Your task
Return the listing below verbatim. Pictures do not belong in the copy.
======== Material for the task
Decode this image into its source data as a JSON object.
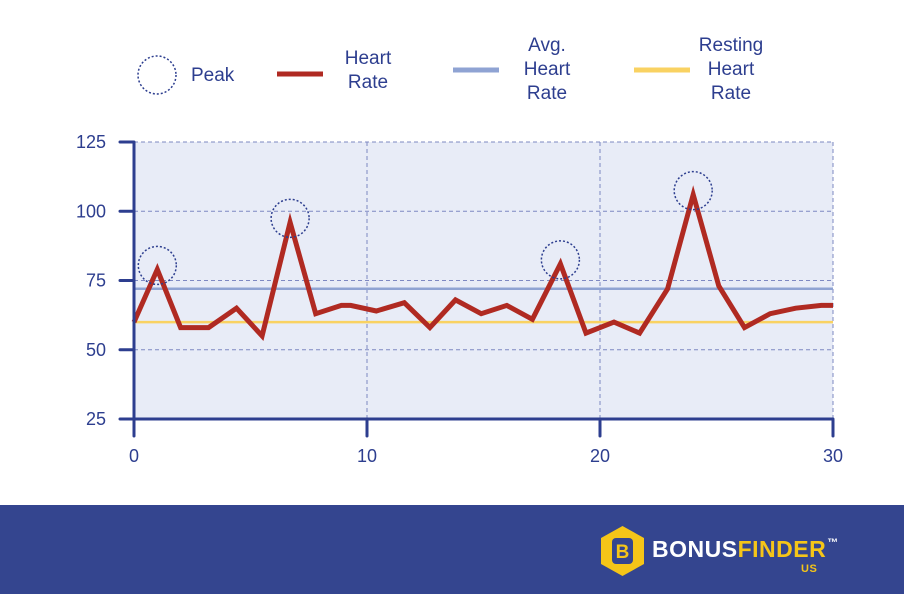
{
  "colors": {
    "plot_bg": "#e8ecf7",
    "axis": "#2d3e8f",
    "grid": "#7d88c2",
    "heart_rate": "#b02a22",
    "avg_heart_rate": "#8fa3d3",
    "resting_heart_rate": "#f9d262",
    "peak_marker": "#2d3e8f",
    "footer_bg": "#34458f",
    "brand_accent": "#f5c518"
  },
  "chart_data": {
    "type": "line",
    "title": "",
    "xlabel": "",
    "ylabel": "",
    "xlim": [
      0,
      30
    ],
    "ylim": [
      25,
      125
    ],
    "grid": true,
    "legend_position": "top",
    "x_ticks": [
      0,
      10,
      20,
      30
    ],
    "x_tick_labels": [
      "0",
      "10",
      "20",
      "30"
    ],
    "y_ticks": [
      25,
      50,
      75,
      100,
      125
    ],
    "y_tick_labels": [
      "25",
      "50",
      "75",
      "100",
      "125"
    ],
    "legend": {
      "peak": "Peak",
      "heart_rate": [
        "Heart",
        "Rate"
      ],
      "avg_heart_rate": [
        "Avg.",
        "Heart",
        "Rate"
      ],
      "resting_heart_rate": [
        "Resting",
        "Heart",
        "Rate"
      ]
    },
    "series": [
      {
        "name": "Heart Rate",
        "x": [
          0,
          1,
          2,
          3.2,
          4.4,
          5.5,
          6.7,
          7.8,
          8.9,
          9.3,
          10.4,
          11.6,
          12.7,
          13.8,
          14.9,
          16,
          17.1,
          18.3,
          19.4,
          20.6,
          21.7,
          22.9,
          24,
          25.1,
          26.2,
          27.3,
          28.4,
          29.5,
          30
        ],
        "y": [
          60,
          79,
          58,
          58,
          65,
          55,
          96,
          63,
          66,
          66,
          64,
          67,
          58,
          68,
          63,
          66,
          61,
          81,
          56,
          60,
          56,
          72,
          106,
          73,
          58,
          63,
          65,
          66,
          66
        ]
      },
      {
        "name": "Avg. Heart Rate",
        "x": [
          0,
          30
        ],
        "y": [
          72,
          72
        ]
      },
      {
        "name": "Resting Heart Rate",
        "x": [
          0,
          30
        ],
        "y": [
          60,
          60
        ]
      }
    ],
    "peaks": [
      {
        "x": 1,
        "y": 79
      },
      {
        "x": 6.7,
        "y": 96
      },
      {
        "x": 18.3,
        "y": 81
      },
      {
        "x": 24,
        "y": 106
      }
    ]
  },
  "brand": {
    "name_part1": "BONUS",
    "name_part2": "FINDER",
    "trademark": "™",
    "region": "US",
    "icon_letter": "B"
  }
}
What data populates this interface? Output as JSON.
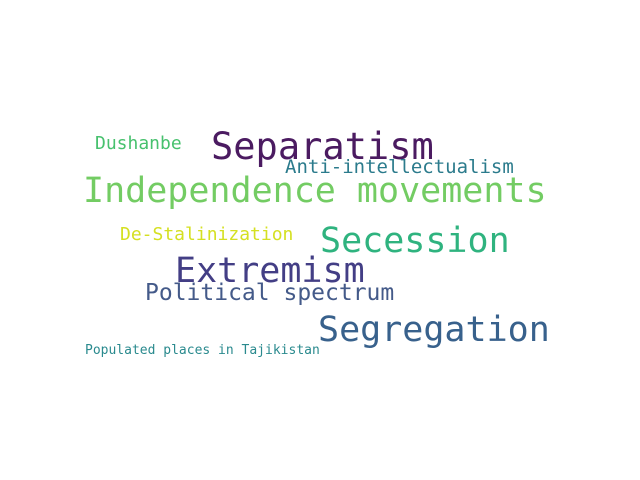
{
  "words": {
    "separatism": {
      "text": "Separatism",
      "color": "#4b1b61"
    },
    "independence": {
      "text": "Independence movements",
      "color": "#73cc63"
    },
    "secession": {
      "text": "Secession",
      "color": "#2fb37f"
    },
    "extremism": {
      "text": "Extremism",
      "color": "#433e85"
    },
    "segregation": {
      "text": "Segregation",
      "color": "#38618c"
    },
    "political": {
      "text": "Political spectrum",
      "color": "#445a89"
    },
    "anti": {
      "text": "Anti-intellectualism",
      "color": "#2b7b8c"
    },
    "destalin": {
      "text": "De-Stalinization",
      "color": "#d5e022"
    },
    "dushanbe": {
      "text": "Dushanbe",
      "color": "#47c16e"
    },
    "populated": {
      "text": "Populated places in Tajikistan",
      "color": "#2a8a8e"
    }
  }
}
================
Exercise output
Decode this image into its source data as a JSON object.
{
  "colors": {
    "plot_bg": "#e8ecf7",
    "axis": "#2d3e8f",
    "grid": "#7d88c2",
    "heart_rate": "#b02a22",
    "avg_heart_rate": "#8fa3d3",
    "resting_heart_rate": "#f9d262",
    "peak_marker": "#2d3e8f",
    "footer_bg": "#34458f",
    "brand_accent": "#f5c518"
  },
  "chart_data": {
    "type": "line",
    "title": "",
    "xlabel": "",
    "ylabel": "",
    "xlim": [
      0,
      30
    ],
    "ylim": [
      25,
      125
    ],
    "grid": true,
    "legend_position": "top",
    "x_ticks": [
      0,
      10,
      20,
      30
    ],
    "x_tick_labels": [
      "0",
      "10",
      "20",
      "30"
    ],
    "y_ticks": [
      25,
      50,
      75,
      100,
      125
    ],
    "y_tick_labels": [
      "25",
      "50",
      "75",
      "100",
      "125"
    ],
    "legend": {
      "peak": "Peak",
      "heart_rate": [
        "Heart",
        "Rate"
      ],
      "avg_heart_rate": [
        "Avg.",
        "Heart",
        "Rate"
      ],
      "resting_heart_rate": [
        "Resting",
        "Heart",
        "Rate"
      ]
    },
    "series": [
      {
        "name": "Heart Rate",
        "x": [
          0,
          1,
          2,
          3.2,
          4.4,
          5.5,
          6.7,
          7.8,
          8.9,
          9.3,
          10.4,
          11.6,
          12.7,
          13.8,
          14.9,
          16,
          17.1,
          18.3,
          19.4,
          20.6,
          21.7,
          22.9,
          24,
          25.1,
          26.2,
          27.3,
          28.4,
          29.5,
          30
        ],
        "y": [
          60,
          79,
          58,
          58,
          65,
          55,
          96,
          63,
          66,
          66,
          64,
          67,
          58,
          68,
          63,
          66,
          61,
          81,
          56,
          60,
          56,
          72,
          106,
          73,
          58,
          63,
          65,
          66,
          66
        ]
      },
      {
        "name": "Avg. Heart Rate",
        "x": [
          0,
          30
        ],
        "y": [
          72,
          72
        ]
      },
      {
        "name": "Resting Heart Rate",
        "x": [
          0,
          30
        ],
        "y": [
          60,
          60
        ]
      }
    ],
    "peaks": [
      {
        "x": 1,
        "y": 79
      },
      {
        "x": 6.7,
        "y": 96
      },
      {
        "x": 18.3,
        "y": 81
      },
      {
        "x": 24,
        "y": 106
      }
    ]
  },
  "brand": {
    "name_part1": "BONUS",
    "name_part2": "FINDER",
    "trademark": "™",
    "region": "US",
    "icon_letter": "B"
  }
}
What data populates this interface? Output as JSON.
{
  "words": {
    "separatism": {
      "text": "Separatism",
      "color": "#4b1b61"
    },
    "independence": {
      "text": "Independence movements",
      "color": "#73cc63"
    },
    "secession": {
      "text": "Secession",
      "color": "#2fb37f"
    },
    "extremism": {
      "text": "Extremism",
      "color": "#433e85"
    },
    "segregation": {
      "text": "Segregation",
      "color": "#38618c"
    },
    "political": {
      "text": "Political spectrum",
      "color": "#445a89"
    },
    "anti": {
      "text": "Anti-intellectualism",
      "color": "#2b7b8c"
    },
    "destalin": {
      "text": "De-Stalinization",
      "color": "#d5e022"
    },
    "dushanbe": {
      "text": "Dushanbe",
      "color": "#47c16e"
    },
    "populated": {
      "text": "Populated places in Tajikistan",
      "color": "#2a8a8e"
    }
  }
}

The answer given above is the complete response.